GIVEN TASK - Copy all of the records below verbatim.

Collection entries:
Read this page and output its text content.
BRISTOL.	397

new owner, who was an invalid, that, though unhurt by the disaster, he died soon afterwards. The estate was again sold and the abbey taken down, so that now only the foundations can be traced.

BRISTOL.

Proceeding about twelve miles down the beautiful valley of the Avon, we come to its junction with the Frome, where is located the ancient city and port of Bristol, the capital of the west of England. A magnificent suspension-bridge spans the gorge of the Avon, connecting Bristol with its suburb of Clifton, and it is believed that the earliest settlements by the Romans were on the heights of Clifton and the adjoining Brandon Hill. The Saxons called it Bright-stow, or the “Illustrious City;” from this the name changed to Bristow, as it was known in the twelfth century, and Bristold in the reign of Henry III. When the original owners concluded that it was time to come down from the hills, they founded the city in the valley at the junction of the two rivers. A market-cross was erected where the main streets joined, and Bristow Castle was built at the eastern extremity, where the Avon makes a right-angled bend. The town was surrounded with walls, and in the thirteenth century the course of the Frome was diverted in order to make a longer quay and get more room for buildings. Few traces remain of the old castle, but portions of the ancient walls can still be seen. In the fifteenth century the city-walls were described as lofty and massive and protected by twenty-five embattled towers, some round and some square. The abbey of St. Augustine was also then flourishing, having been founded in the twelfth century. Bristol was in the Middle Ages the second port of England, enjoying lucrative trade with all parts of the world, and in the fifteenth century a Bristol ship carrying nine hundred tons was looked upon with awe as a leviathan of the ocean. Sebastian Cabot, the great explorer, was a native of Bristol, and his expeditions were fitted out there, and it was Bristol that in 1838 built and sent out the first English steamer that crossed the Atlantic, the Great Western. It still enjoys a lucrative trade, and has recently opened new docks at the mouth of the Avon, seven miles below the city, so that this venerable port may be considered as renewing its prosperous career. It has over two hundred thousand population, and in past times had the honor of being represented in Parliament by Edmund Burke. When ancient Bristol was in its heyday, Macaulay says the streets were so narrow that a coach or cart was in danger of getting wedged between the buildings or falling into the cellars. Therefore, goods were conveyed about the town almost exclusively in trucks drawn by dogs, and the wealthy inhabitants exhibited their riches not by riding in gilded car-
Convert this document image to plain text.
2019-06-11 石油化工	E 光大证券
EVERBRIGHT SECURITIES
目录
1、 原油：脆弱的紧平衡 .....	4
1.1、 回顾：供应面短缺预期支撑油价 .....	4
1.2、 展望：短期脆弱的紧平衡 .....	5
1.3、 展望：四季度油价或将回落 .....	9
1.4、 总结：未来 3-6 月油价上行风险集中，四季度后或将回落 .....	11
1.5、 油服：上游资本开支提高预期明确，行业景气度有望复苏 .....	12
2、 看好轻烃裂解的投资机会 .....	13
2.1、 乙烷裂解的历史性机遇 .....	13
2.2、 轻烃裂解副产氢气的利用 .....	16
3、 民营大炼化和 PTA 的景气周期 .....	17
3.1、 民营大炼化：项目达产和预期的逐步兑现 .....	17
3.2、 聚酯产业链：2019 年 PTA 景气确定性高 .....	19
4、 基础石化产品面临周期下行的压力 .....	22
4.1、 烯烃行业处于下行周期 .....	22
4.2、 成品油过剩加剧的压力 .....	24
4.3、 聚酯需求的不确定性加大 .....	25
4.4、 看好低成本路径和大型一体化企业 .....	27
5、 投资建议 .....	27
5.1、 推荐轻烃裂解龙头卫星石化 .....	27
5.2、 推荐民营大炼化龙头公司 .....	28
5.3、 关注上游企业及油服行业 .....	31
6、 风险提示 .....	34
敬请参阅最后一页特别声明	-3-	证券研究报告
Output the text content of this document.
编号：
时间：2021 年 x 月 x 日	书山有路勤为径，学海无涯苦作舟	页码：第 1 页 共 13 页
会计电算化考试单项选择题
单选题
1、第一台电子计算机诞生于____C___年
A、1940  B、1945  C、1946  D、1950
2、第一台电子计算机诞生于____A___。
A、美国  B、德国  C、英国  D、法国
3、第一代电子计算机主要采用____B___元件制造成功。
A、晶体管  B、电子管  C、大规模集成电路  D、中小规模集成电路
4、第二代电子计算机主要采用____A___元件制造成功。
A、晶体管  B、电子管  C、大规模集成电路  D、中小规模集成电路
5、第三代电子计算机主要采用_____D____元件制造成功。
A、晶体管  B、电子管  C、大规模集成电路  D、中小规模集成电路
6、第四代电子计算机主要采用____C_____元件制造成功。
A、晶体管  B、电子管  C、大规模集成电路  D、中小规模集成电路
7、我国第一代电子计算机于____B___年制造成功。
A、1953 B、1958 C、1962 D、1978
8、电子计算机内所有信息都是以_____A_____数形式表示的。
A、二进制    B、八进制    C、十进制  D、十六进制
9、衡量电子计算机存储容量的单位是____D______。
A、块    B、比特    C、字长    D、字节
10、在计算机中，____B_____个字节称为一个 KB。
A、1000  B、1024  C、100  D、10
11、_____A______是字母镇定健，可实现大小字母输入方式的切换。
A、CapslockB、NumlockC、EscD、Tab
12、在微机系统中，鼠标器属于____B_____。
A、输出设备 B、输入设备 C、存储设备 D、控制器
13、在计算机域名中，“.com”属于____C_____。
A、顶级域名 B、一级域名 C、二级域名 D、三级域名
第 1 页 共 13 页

EXERCISE ANSWER -
Read this page and output its text content.
BRISTOL.	397

new owner, who was an invalid, that, though unhurt by the disaster, he died soon afterwards. The estate was again sold and the abbey taken down, so that now only the foundations can be traced.

BRISTOL.

Proceeding about twelve miles down the beautiful valley of the Avon, we come to its junction with the Frome, where is located the ancient city and port of Bristol, the capital of the west of England. A magnificent suspension-bridge spans the gorge of the Avon, connecting Bristol with its suburb of Clifton, and it is believed that the earliest settlements by the Romans were on the heights of Clifton and the adjoining Brandon Hill. The Saxons called it Bright-stow, or the “Illustrious City;” from this the name changed to Bristow, as it was known in the twelfth century, and Bristold in the reign of Henry III. When the original owners concluded that it was time to come down from the hills, they founded the city in the valley at the junction of the two rivers. A market-cross was erected where the main streets joined, and Bristow Castle was built at the eastern extremity, where the Avon makes a right-angled bend. The town was surrounded with walls, and in the thirteenth century the course of the Frome was diverted in order to make a longer quay and get more room for buildings. Few traces remain of the old castle, but portions of the ancient walls can still be seen. In the fifteenth century the city-walls were described as lofty and massive and protected by twenty-five embattled towers, some round and some square. The abbey of St. Augustine was also then flourishing, having been founded in the twelfth century. Bristol was in the Middle Ages the second port of England, enjoying lucrative trade with all parts of the world, and in the fifteenth century a Bristol ship carrying nine hundred tons was looked upon with awe as a leviathan of the ocean. Sebastian Cabot, the great explorer, was a native of Bristol, and his expeditions were fitted out there, and it was Bristol that in 1838 built and sent out the first English steamer that crossed the Atlantic, the Great Western. It still enjoys a lucrative trade, and has recently opened new docks at the mouth of the Avon, seven miles below the city, so that this venerable port may be considered as renewing its prosperous career. It has over two hundred thousand population, and in past times had the honor of being represented in Parliament by Edmund Burke. When ancient Bristol was in its heyday, Macaulay says the streets were so narrow that a coach or cart was in danger of getting wedged between the buildings or falling into the cellars. Therefore, goods were conveyed about the town almost exclusively in trucks drawn by dogs, and the wealthy inhabitants exhibited their riches not by riding in gilded car-
Convert this document image to plain text.
2019-06-11 石油化工	E 光大证券
EVERBRIGHT SECURITIES
目录
1、 原油：脆弱的紧平衡 .....	4
1.1、 回顾：供应面短缺预期支撑油价 .....	4
1.2、 展望：短期脆弱的紧平衡 .....	5
1.3、 展望：四季度油价或将回落 .....	9
1.4、 总结：未来 3-6 月油价上行风险集中，四季度后或将回落 .....	11
1.5、 油服：上游资本开支提高预期明确，行业景气度有望复苏 .....	12
2、 看好轻烃裂解的投资机会 .....	13
2.1、 乙烷裂解的历史性机遇 .....	13
2.2、 轻烃裂解副产氢气的利用 .....	16
3、 民营大炼化和 PTA 的景气周期 .....	17
3.1、 民营大炼化：项目达产和预期的逐步兑现 .....	17
3.2、 聚酯产业链：2019 年 PTA 景气确定性高 .....	19
4、 基础石化产品面临周期下行的压力 .....	22
4.1、 烯烃行业处于下行周期 .....	22
4.2、 成品油过剩加剧的压力 .....	24
4.3、 聚酯需求的不确定性加大 .....	25
4.4、 看好低成本路径和大型一体化企业 .....	27
5、 投资建议 .....	27
5.1、 推荐轻烃裂解龙头卫星石化 .....	27
5.2、 推荐民营大炼化龙头公司 .....	28
5.3、 关注上游企业及油服行业 .....	31
6、 风险提示 .....	34
敬请参阅最后一页特别声明	-3-	证券研究报告
Output the text content of this document.
编号：
时间：2021 年 x 月 x 日	书山有路勤为径，学海无涯苦作舟	页码：第 1 页 共 13 页
会计电算化考试单项选择题
单选题
1、第一台电子计算机诞生于____C___年
A、1940  B、1945  C、1946  D、1950
2、第一台电子计算机诞生于____A___。
A、美国  B、德国  C、英国  D、法国
3、第一代电子计算机主要采用____B___元件制造成功。
A、晶体管  B、电子管  C、大规模集成电路  D、中小规模集成电路
4、第二代电子计算机主要采用____A___元件制造成功。
A、晶体管  B、电子管  C、大规模集成电路  D、中小规模集成电路
5、第三代电子计算机主要采用_____D____元件制造成功。
A、晶体管  B、电子管  C、大规模集成电路  D、中小规模集成电路
6、第四代电子计算机主要采用____C_____元件制造成功。
A、晶体管  B、电子管  C、大规模集成电路  D、中小规模集成电路
7、我国第一代电子计算机于____B___年制造成功。
A、1953 B、1958 C、1962 D、1978
8、电子计算机内所有信息都是以_____A_____数形式表示的。
A、二进制    B、八进制    C、十进制  D、十六进制
9、衡量电子计算机存储容量的单位是____D______。
A、块    B、比特    C、字长    D、字节
10、在计算机中，____B_____个字节称为一个 KB。
A、1000  B、1024  C、100  D、10
11、_____A______是字母镇定健，可实现大小字母输入方式的切换。
A、CapslockB、NumlockC、EscD、Tab
12、在微机系统中，鼠标器属于____B_____。
A、输出设备 B、输入设备 C、存储设备 D、控制器
13、在计算机域名中，“.com”属于____C_____。
A、顶级域名 B、一级域名 C、二级域名 D、三级域名
第 1 页 共 13 页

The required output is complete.